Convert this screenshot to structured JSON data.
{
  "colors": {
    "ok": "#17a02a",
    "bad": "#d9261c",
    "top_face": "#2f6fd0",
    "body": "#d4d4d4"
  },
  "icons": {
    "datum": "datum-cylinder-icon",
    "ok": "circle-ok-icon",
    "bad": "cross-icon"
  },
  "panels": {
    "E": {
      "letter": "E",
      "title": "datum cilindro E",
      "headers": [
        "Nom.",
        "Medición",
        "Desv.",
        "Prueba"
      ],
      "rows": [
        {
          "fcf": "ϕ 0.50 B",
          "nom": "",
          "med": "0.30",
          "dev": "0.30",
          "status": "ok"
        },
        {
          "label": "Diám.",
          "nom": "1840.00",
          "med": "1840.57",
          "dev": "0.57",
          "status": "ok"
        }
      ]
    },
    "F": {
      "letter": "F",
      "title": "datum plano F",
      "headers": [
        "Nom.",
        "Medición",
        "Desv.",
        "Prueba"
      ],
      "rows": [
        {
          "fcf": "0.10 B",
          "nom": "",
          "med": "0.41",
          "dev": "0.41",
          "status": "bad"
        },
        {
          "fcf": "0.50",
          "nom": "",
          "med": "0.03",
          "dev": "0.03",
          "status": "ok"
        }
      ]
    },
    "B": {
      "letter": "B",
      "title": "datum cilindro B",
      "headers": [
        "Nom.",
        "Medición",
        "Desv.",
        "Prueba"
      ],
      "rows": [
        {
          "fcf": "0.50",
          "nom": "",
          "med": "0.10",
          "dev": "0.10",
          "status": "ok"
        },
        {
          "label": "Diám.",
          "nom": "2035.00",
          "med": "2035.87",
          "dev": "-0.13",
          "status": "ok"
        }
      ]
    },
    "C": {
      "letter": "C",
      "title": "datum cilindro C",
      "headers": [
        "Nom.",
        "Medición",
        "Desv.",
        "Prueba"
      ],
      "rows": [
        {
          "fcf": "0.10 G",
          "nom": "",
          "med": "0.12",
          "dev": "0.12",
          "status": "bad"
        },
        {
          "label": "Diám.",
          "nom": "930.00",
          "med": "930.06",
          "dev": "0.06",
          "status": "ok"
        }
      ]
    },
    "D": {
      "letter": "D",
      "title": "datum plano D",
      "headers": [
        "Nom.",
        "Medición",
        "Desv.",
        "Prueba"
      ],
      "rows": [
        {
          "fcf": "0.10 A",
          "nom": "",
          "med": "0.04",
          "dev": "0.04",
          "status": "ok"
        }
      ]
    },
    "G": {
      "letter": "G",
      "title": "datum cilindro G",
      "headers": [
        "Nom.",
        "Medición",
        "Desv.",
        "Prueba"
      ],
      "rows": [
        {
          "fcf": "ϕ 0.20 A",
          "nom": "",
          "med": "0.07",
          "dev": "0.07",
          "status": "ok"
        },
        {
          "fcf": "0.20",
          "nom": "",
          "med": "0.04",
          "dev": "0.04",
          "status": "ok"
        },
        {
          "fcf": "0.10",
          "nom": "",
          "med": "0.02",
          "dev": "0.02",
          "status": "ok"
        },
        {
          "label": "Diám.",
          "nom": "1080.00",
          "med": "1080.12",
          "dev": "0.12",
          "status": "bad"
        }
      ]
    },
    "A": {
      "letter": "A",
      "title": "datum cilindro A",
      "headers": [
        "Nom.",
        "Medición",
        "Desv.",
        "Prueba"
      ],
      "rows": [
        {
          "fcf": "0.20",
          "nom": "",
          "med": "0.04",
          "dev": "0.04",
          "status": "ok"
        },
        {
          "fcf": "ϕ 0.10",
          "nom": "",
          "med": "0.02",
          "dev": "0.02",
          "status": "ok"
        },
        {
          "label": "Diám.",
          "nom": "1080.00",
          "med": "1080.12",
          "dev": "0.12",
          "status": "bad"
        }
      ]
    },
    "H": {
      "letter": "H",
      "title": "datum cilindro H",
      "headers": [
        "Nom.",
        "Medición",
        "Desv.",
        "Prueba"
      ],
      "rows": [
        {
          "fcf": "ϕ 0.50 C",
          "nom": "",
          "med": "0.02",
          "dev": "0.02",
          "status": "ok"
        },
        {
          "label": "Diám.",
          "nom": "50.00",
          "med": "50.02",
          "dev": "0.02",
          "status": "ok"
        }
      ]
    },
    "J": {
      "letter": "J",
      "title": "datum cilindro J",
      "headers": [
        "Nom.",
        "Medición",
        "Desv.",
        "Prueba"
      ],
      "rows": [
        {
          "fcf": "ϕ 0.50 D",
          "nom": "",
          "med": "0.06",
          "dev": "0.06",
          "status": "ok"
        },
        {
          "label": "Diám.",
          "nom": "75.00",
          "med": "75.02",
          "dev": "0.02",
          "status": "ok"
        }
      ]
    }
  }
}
* * * * *
EXERCISE GOAL
Give an exact copy of all the data shown above.

RIGHT ANSWER
Convert this screenshot to structured JSON data.
{
  "colors": {
    "ok": "#17a02a",
    "bad": "#d9261c",
    "top_face": "#2f6fd0",
    "body": "#d4d4d4"
  },
  "icons": {
    "datum": "datum-cylinder-icon",
    "ok": "circle-ok-icon",
    "bad": "cross-icon"
  },
  "panels": {
    "E": {
      "letter": "E",
      "title": "datum cilindro E",
      "headers": [
        "Nom.",
        "Medición",
        "Desv.",
        "Prueba"
      ],
      "rows": [
        {
          "fcf": "ϕ 0.50 B",
          "nom": "",
          "med": "0.30",
          "dev": "0.30",
          "status": "ok"
        },
        {
          "label": "Diám.",
          "nom": "1840.00",
          "med": "1840.57",
          "dev": "0.57",
          "status": "ok"
        }
      ]
    },
    "F": {
      "letter": "F",
      "title": "datum plano F",
      "headers": [
        "Nom.",
        "Medición",
        "Desv.",
        "Prueba"
      ],
      "rows": [
        {
          "fcf": "0.10 B",
          "nom": "",
          "med": "0.41",
          "dev": "0.41",
          "status": "bad"
        },
        {
          "fcf": "0.50",
          "nom": "",
          "med": "0.03",
          "dev": "0.03",
          "status": "ok"
        }
      ]
    },
    "B": {
      "letter": "B",
      "title": "datum cilindro B",
      "headers": [
        "Nom.",
        "Medición",
        "Desv.",
        "Prueba"
      ],
      "rows": [
        {
          "fcf": "0.50",
          "nom": "",
          "med": "0.10",
          "dev": "0.10",
          "status": "ok"
        },
        {
          "label": "Diám.",
          "nom": "2035.00",
          "med": "2035.87",
          "dev": "-0.13",
          "status": "ok"
        }
      ]
    },
    "C": {
      "letter": "C",
      "title": "datum cilindro C",
      "headers": [
        "Nom.",
        "Medición",
        "Desv.",
        "Prueba"
      ],
      "rows": [
        {
          "fcf": "0.10 G",
          "nom": "",
          "med": "0.12",
          "dev": "0.12",
          "status": "bad"
        },
        {
          "label": "Diám.",
          "nom": "930.00",
          "med": "930.06",
          "dev": "0.06",
          "status": "ok"
        }
      ]
    },
    "D": {
      "letter": "D",
      "title": "datum plano D",
      "headers": [
        "Nom.",
        "Medición",
        "Desv.",
        "Prueba"
      ],
      "rows": [
        {
          "fcf": "0.10 A",
          "nom": "",
          "med": "0.04",
          "dev": "0.04",
          "status": "ok"
        }
      ]
    },
    "G": {
      "letter": "G",
      "title": "datum cilindro G",
      "headers": [
        "Nom.",
        "Medición",
        "Desv.",
        "Prueba"
      ],
      "rows": [
        {
          "fcf": "ϕ 0.20 A",
          "nom": "",
          "med": "0.07",
          "dev": "0.07",
          "status": "ok"
        },
        {
          "fcf": "0.20",
          "nom": "",
          "med": "0.04",
          "dev": "0.04",
          "status": "ok"
        },
        {
          "fcf": "0.10",
          "nom": "",
          "med": "0.02",
          "dev": "0.02",
          "status": "ok"
        },
        {
          "label": "Diám.",
          "nom": "1080.00",
          "med": "1080.12",
          "dev": "0.12",
          "status": "bad"
        }
      ]
    },
    "A": {
      "letter": "A",
      "title": "datum cilindro A",
      "headers": [
        "Nom.",
        "Medición",
        "Desv.",
        "Prueba"
      ],
      "rows": [
        {
          "fcf": "0.20",
          "nom": "",
          "med": "0.04",
          "dev": "0.04",
          "status": "ok"
        },
        {
          "fcf": "ϕ 0.10",
          "nom": "",
          "med": "0.02",
          "dev": "0.02",
          "status": "ok"
        },
        {
          "label": "Diám.",
          "nom": "1080.00",
          "med": "1080.12",
          "dev": "0.12",
          "status": "bad"
        }
      ]
    },
    "H": {
      "letter": "H",
      "title": "datum cilindro H",
      "headers": [
        "Nom.",
        "Medición",
        "Desv.",
        "Prueba"
      ],
      "rows": [
        {
          "fcf": "ϕ 0.50 C",
          "nom": "",
          "med": "0.02",
          "dev": "0.02",
          "status": "ok"
        },
        {
          "label": "Diám.",
          "nom": "50.00",
          "med": "50.02",
          "dev": "0.02",
          "status": "ok"
        }
      ]
    },
    "J": {
      "letter": "J",
      "title": "datum cilindro J",
      "headers": [
        "Nom.",
        "Medición",
        "Desv.",
        "Prueba"
      ],
      "rows": [
        {
          "fcf": "ϕ 0.50 D",
          "nom": "",
          "med": "0.06",
          "dev": "0.06",
          "status": "ok"
        },
        {
          "label": "Diám.",
          "nom": "75.00",
          "med": "75.02",
          "dev": "0.02",
          "status": "ok"
        }
      ]
    }
  }
}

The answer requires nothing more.